[start]

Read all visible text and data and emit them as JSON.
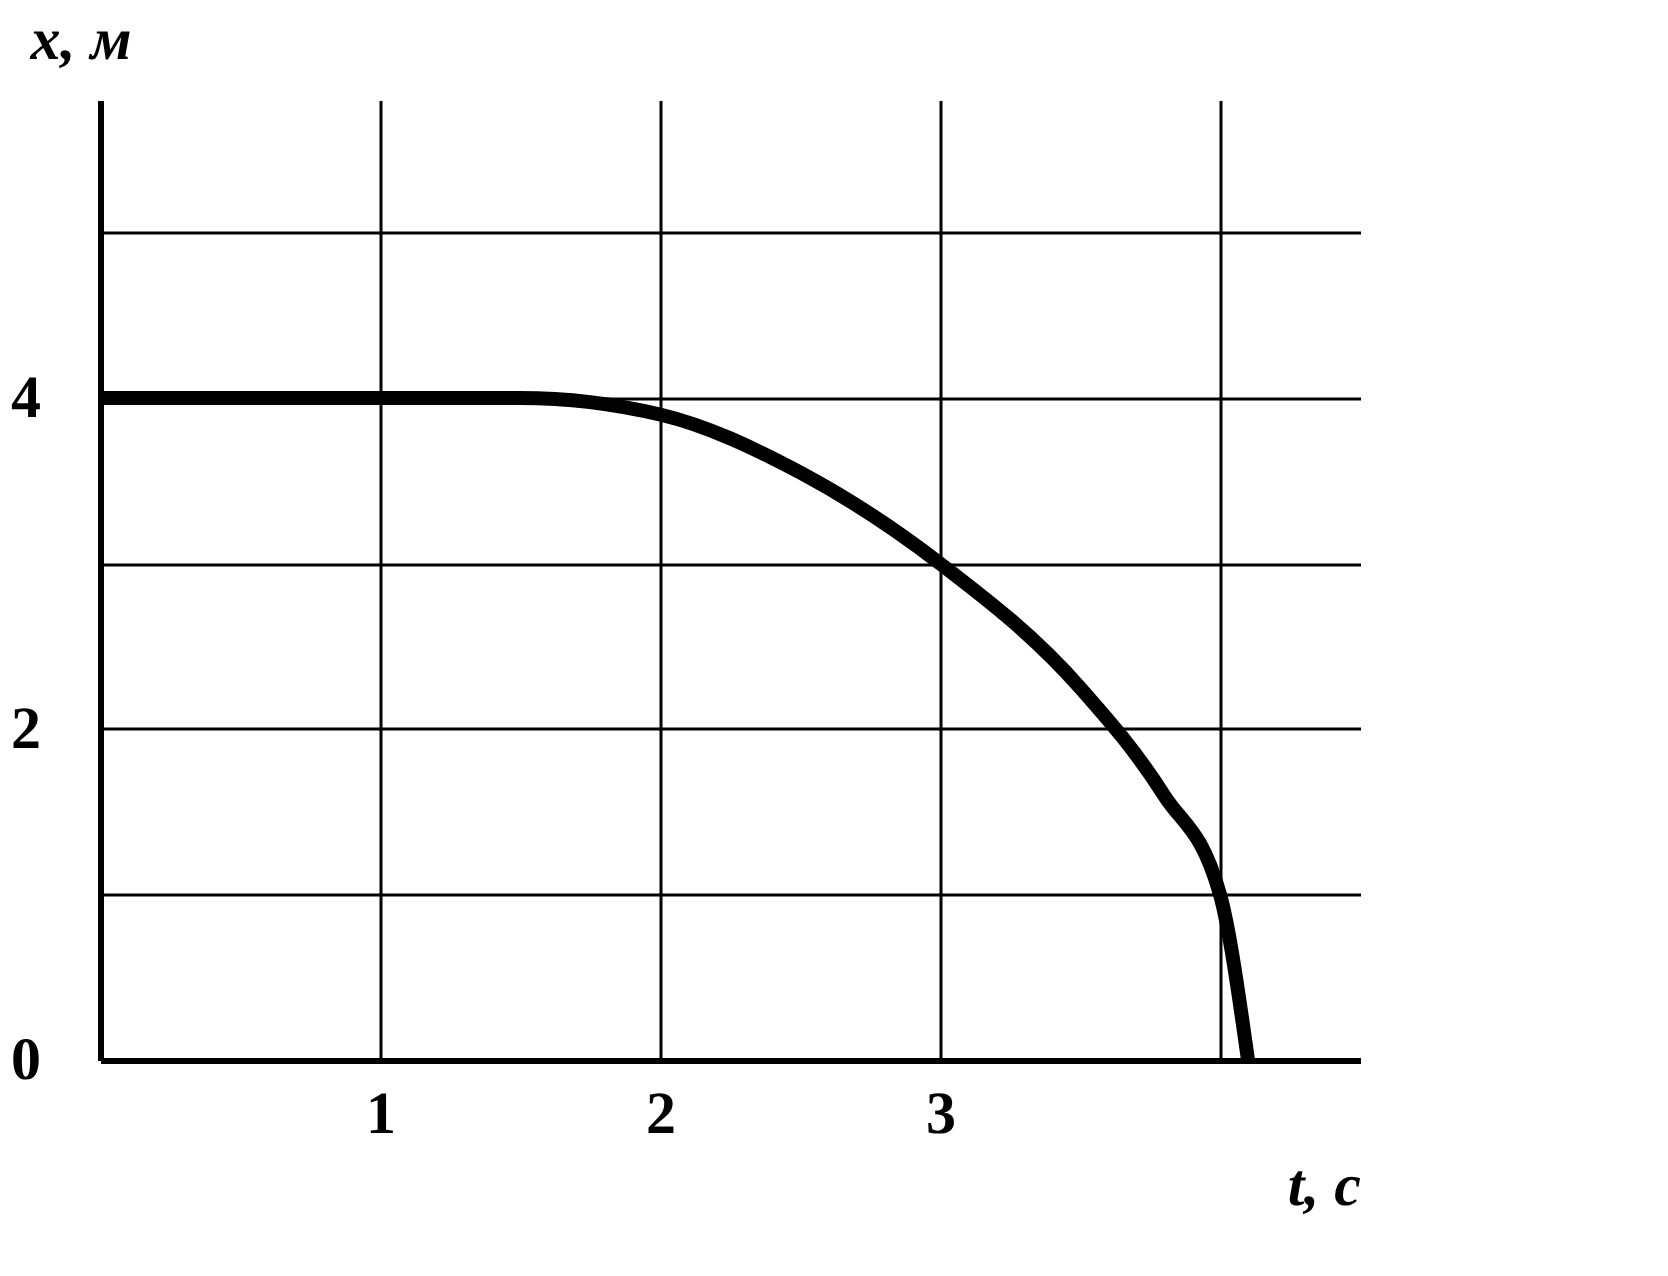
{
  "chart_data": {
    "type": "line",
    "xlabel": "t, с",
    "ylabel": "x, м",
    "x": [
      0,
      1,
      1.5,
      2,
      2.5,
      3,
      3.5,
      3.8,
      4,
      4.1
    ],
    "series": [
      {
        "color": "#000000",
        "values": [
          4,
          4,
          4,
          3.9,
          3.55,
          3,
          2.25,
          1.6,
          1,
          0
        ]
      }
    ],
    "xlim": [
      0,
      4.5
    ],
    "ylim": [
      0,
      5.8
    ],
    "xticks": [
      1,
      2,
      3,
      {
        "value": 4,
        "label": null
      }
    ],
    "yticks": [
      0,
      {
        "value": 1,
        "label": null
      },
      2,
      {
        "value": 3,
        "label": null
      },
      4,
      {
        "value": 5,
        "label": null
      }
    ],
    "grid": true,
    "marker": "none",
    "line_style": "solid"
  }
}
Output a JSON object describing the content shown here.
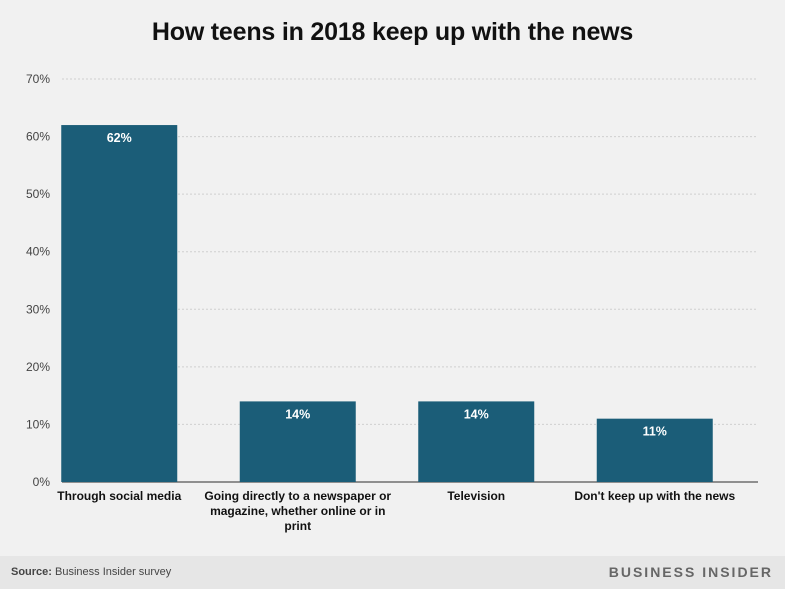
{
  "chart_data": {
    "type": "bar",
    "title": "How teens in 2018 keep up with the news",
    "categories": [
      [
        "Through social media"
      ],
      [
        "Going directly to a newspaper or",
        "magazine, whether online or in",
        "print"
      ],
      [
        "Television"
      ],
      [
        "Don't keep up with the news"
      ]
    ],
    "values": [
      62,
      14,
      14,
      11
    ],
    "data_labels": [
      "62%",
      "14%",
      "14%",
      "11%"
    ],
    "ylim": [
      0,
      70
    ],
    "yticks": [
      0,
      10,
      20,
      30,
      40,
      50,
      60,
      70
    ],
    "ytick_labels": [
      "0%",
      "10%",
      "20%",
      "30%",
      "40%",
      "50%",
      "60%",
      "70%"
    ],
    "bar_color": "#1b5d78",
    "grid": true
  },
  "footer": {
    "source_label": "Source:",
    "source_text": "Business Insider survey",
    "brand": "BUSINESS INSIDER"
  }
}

[end]

## EXERCISE DIRECTIONS
Every record gets retyped exactly; no picture goes into the copy.

## ANSWER TO THIS PROBLEM
Read all visible text and data and emit them as JSON.
{
  "chart_data": {
    "type": "line",
    "xlabel": "t, с",
    "ylabel": "x, м",
    "x": [
      0,
      1,
      1.5,
      2,
      2.5,
      3,
      3.5,
      3.8,
      4,
      4.1
    ],
    "series": [
      {
        "color": "#000000",
        "values": [
          4,
          4,
          4,
          3.9,
          3.55,
          3,
          2.25,
          1.6,
          1,
          0
        ]
      }
    ],
    "xlim": [
      0,
      4.5
    ],
    "ylim": [
      0,
      5.8
    ],
    "xticks": [
      1,
      2,
      3,
      {
        "value": 4,
        "label": null
      }
    ],
    "yticks": [
      0,
      {
        "value": 1,
        "label": null
      },
      2,
      {
        "value": 3,
        "label": null
      },
      4,
      {
        "value": 5,
        "label": null
      }
    ],
    "grid": true,
    "marker": "none",
    "line_style": "solid"
  }
}
Output a JSON object describing the content shown here.
{
  "chart_data": {
    "type": "bar",
    "title": "How teens in 2018 keep up with the news",
    "categories": [
      [
        "Through social media"
      ],
      [
        "Going directly to a newspaper or",
        "magazine, whether online or in",
        "print"
      ],
      [
        "Television"
      ],
      [
        "Don't keep up with the news"
      ]
    ],
    "values": [
      62,
      14,
      14,
      11
    ],
    "data_labels": [
      "62%",
      "14%",
      "14%",
      "11%"
    ],
    "ylim": [
      0,
      70
    ],
    "yticks": [
      0,
      10,
      20,
      30,
      40,
      50,
      60,
      70
    ],
    "ytick_labels": [
      "0%",
      "10%",
      "20%",
      "30%",
      "40%",
      "50%",
      "60%",
      "70%"
    ],
    "bar_color": "#1b5d78",
    "grid": true
  },
  "footer": {
    "source_label": "Source:",
    "source_text": "Business Insider survey",
    "brand": "BUSINESS INSIDER"
  }
}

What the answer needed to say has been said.